Exercise task:
In the copy, include every entry exactly but none of the pictures.

(Chart and figure data)
"""
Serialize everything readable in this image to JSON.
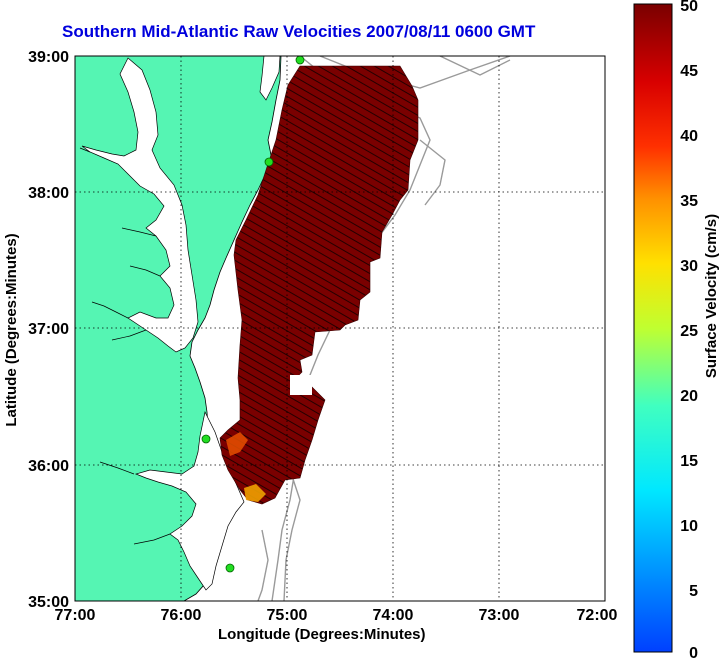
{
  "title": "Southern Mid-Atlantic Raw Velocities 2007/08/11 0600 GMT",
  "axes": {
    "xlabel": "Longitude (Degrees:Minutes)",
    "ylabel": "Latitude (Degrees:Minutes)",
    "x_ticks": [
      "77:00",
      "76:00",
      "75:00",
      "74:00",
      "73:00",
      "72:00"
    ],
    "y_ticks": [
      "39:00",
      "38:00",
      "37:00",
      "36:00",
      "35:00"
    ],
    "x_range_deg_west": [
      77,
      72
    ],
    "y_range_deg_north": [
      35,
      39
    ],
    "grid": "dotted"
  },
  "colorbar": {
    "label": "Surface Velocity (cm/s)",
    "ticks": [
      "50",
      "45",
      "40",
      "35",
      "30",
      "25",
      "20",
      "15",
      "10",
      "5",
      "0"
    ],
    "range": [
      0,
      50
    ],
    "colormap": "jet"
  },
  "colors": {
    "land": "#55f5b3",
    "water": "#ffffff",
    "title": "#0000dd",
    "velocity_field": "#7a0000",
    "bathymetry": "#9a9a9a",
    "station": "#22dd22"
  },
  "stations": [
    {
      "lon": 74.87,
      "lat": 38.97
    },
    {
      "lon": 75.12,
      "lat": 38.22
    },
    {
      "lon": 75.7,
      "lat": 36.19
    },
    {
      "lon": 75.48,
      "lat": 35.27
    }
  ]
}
"""
Complete output:
Serialize everything readable in this image to JSON.
{
  "title": "Southern Mid-Atlantic Raw Velocities 2007/08/11 0600 GMT",
  "axes": {
    "xlabel": "Longitude (Degrees:Minutes)",
    "ylabel": "Latitude (Degrees:Minutes)",
    "x_ticks": [
      "77:00",
      "76:00",
      "75:00",
      "74:00",
      "73:00",
      "72:00"
    ],
    "y_ticks": [
      "39:00",
      "38:00",
      "37:00",
      "36:00",
      "35:00"
    ],
    "x_range_deg_west": [
      77,
      72
    ],
    "y_range_deg_north": [
      35,
      39
    ],
    "grid": "dotted"
  },
  "colorbar": {
    "label": "Surface Velocity (cm/s)",
    "ticks": [
      "50",
      "45",
      "40",
      "35",
      "30",
      "25",
      "20",
      "15",
      "10",
      "5",
      "0"
    ],
    "range": [
      0,
      50
    ],
    "colormap": "jet"
  },
  "colors": {
    "land": "#55f5b3",
    "water": "#ffffff",
    "title": "#0000dd",
    "velocity_field": "#7a0000",
    "bathymetry": "#9a9a9a",
    "station": "#22dd22"
  },
  "stations": [
    {
      "lon": 74.87,
      "lat": 38.97
    },
    {
      "lon": 75.12,
      "lat": 38.22
    },
    {
      "lon": 75.7,
      "lat": 36.19
    },
    {
      "lon": 75.48,
      "lat": 35.27
    }
  ]
}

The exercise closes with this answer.